### Exercise aim
All of the listing below must be repeated word for word. Pictures are the only thing to omit.

### Records shown
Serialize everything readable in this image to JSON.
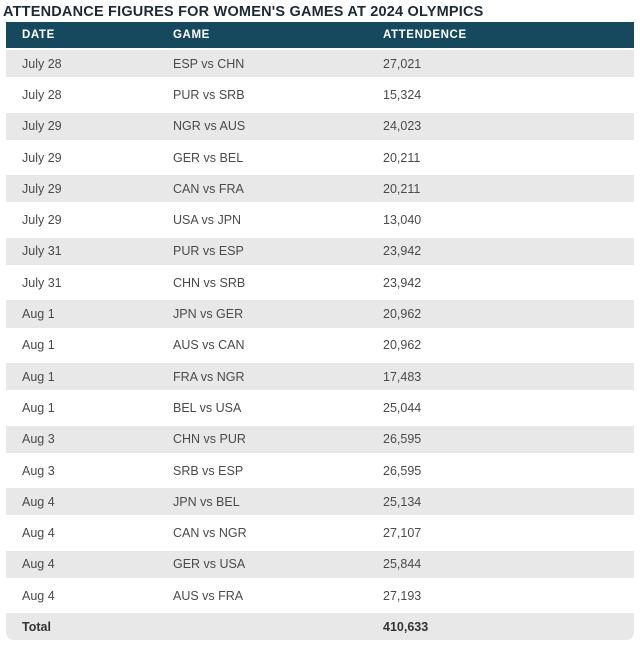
{
  "title": "ATTENDANCE FIGURES FOR WOMEN'S GAMES AT 2024 OLYMPICS",
  "table": {
    "columns": [
      "DATE",
      "GAME",
      "ATTENDENCE"
    ],
    "rows": [
      {
        "date": "July 28",
        "game": "ESP vs CHN",
        "attendance": "27,021"
      },
      {
        "date": "July 28",
        "game": "PUR vs SRB",
        "attendance": "15,324"
      },
      {
        "date": "July 29",
        "game": "NGR vs AUS",
        "attendance": "24,023"
      },
      {
        "date": "July 29",
        "game": "GER vs BEL",
        "attendance": "20,211"
      },
      {
        "date": "July 29",
        "game": "CAN vs FRA",
        "attendance": "20,211"
      },
      {
        "date": "July 29",
        "game": "USA vs JPN",
        "attendance": "13,040"
      },
      {
        "date": "July 31",
        "game": "PUR vs ESP",
        "attendance": "23,942"
      },
      {
        "date": "July 31",
        "game": "CHN vs SRB",
        "attendance": "23,942"
      },
      {
        "date": "Aug 1",
        "game": "JPN vs GER",
        "attendance": "20,962"
      },
      {
        "date": "Aug 1",
        "game": "AUS vs CAN",
        "attendance": "20,962"
      },
      {
        "date": "Aug 1",
        "game": "FRA vs NGR",
        "attendance": "17,483"
      },
      {
        "date": "Aug 1",
        "game": "BEL vs USA",
        "attendance": "25,044"
      },
      {
        "date": "Aug 3",
        "game": "CHN vs PUR",
        "attendance": "26,595"
      },
      {
        "date": "Aug 3",
        "game": "SRB vs ESP",
        "attendance": "26,595"
      },
      {
        "date": "Aug 4",
        "game": "JPN vs BEL",
        "attendance": "25,134"
      },
      {
        "date": "Aug 4",
        "game": "CAN vs NGR",
        "attendance": "27,107"
      },
      {
        "date": "Aug 4",
        "game": "GER vs USA",
        "attendance": "25,844"
      },
      {
        "date": "Aug 4",
        "game": "AUS vs FRA",
        "attendance": "27,193"
      }
    ],
    "total": {
      "label": "Total",
      "value": "410,633"
    }
  },
  "chart_data": {
    "type": "table",
    "title": "ATTENDANCE FIGURES FOR WOMEN'S GAMES AT 2024 OLYMPICS",
    "columns": [
      "DATE",
      "GAME",
      "ATTENDENCE"
    ],
    "rows": [
      [
        "July 28",
        "ESP vs CHN",
        27021
      ],
      [
        "July 28",
        "PUR vs SRB",
        15324
      ],
      [
        "July 29",
        "NGR vs AUS",
        24023
      ],
      [
        "July 29",
        "GER vs BEL",
        20211
      ],
      [
        "July 29",
        "CAN vs FRA",
        20211
      ],
      [
        "July 29",
        "USA vs JPN",
        13040
      ],
      [
        "July 31",
        "PUR vs ESP",
        23942
      ],
      [
        "July 31",
        "CHN vs SRB",
        23942
      ],
      [
        "Aug 1",
        "JPN vs GER",
        20962
      ],
      [
        "Aug 1",
        "AUS vs CAN",
        20962
      ],
      [
        "Aug 1",
        "FRA vs NGR",
        17483
      ],
      [
        "Aug 1",
        "BEL vs USA",
        25044
      ],
      [
        "Aug 3",
        "CHN vs PUR",
        26595
      ],
      [
        "Aug 3",
        "SRB vs ESP",
        26595
      ],
      [
        "Aug 4",
        "JPN vs BEL",
        25134
      ],
      [
        "Aug 4",
        "CAN vs NGR",
        27107
      ],
      [
        "Aug 4",
        "GER vs USA",
        25844
      ],
      [
        "Aug 4",
        "AUS vs FRA",
        27193
      ]
    ],
    "total": {
      "label": "Total",
      "value": 410633
    }
  },
  "colors": {
    "header_bg": "#17495E",
    "header_text": "#FFFFFF",
    "stripe_bg": "#E8E8E8",
    "row_bg": "#FFFFFF",
    "title_text": "#1E2A33",
    "row_text": "#4A4A4A",
    "total_text": "#333333",
    "page_bg": "#FFFFFF"
  }
}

### Response
Serialize everything readable in this image to JSON.
{
  "title": "ATTENDANCE FIGURES FOR WOMEN'S GAMES AT 2024 OLYMPICS",
  "table": {
    "columns": [
      "DATE",
      "GAME",
      "ATTENDENCE"
    ],
    "rows": [
      {
        "date": "July 28",
        "game": "ESP vs CHN",
        "attendance": "27,021"
      },
      {
        "date": "July 28",
        "game": "PUR vs SRB",
        "attendance": "15,324"
      },
      {
        "date": "July 29",
        "game": "NGR vs AUS",
        "attendance": "24,023"
      },
      {
        "date": "July 29",
        "game": "GER vs BEL",
        "attendance": "20,211"
      },
      {
        "date": "July 29",
        "game": "CAN vs FRA",
        "attendance": "20,211"
      },
      {
        "date": "July 29",
        "game": "USA vs JPN",
        "attendance": "13,040"
      },
      {
        "date": "July 31",
        "game": "PUR vs ESP",
        "attendance": "23,942"
      },
      {
        "date": "July 31",
        "game": "CHN vs SRB",
        "attendance": "23,942"
      },
      {
        "date": "Aug 1",
        "game": "JPN vs GER",
        "attendance": "20,962"
      },
      {
        "date": "Aug 1",
        "game": "AUS vs CAN",
        "attendance": "20,962"
      },
      {
        "date": "Aug 1",
        "game": "FRA vs NGR",
        "attendance": "17,483"
      },
      {
        "date": "Aug 1",
        "game": "BEL vs USA",
        "attendance": "25,044"
      },
      {
        "date": "Aug 3",
        "game": "CHN vs PUR",
        "attendance": "26,595"
      },
      {
        "date": "Aug 3",
        "game": "SRB vs ESP",
        "attendance": "26,595"
      },
      {
        "date": "Aug 4",
        "game": "JPN vs BEL",
        "attendance": "25,134"
      },
      {
        "date": "Aug 4",
        "game": "CAN vs NGR",
        "attendance": "27,107"
      },
      {
        "date": "Aug 4",
        "game": "GER vs USA",
        "attendance": "25,844"
      },
      {
        "date": "Aug 4",
        "game": "AUS vs FRA",
        "attendance": "27,193"
      }
    ],
    "total": {
      "label": "Total",
      "value": "410,633"
    }
  },
  "chart_data": {
    "type": "table",
    "title": "ATTENDANCE FIGURES FOR WOMEN'S GAMES AT 2024 OLYMPICS",
    "columns": [
      "DATE",
      "GAME",
      "ATTENDENCE"
    ],
    "rows": [
      [
        "July 28",
        "ESP vs CHN",
        27021
      ],
      [
        "July 28",
        "PUR vs SRB",
        15324
      ],
      [
        "July 29",
        "NGR vs AUS",
        24023
      ],
      [
        "July 29",
        "GER vs BEL",
        20211
      ],
      [
        "July 29",
        "CAN vs FRA",
        20211
      ],
      [
        "July 29",
        "USA vs JPN",
        13040
      ],
      [
        "July 31",
        "PUR vs ESP",
        23942
      ],
      [
        "July 31",
        "CHN vs SRB",
        23942
      ],
      [
        "Aug 1",
        "JPN vs GER",
        20962
      ],
      [
        "Aug 1",
        "AUS vs CAN",
        20962
      ],
      [
        "Aug 1",
        "FRA vs NGR",
        17483
      ],
      [
        "Aug 1",
        "BEL vs USA",
        25044
      ],
      [
        "Aug 3",
        "CHN vs PUR",
        26595
      ],
      [
        "Aug 3",
        "SRB vs ESP",
        26595
      ],
      [
        "Aug 4",
        "JPN vs BEL",
        25134
      ],
      [
        "Aug 4",
        "CAN vs NGR",
        27107
      ],
      [
        "Aug 4",
        "GER vs USA",
        25844
      ],
      [
        "Aug 4",
        "AUS vs FRA",
        27193
      ]
    ],
    "total": {
      "label": "Total",
      "value": 410633
    }
  },
  "colors": {
    "header_bg": "#17495E",
    "header_text": "#FFFFFF",
    "stripe_bg": "#E8E8E8",
    "row_bg": "#FFFFFF",
    "title_text": "#1E2A33",
    "row_text": "#4A4A4A",
    "total_text": "#333333",
    "page_bg": "#FFFFFF"
  }
}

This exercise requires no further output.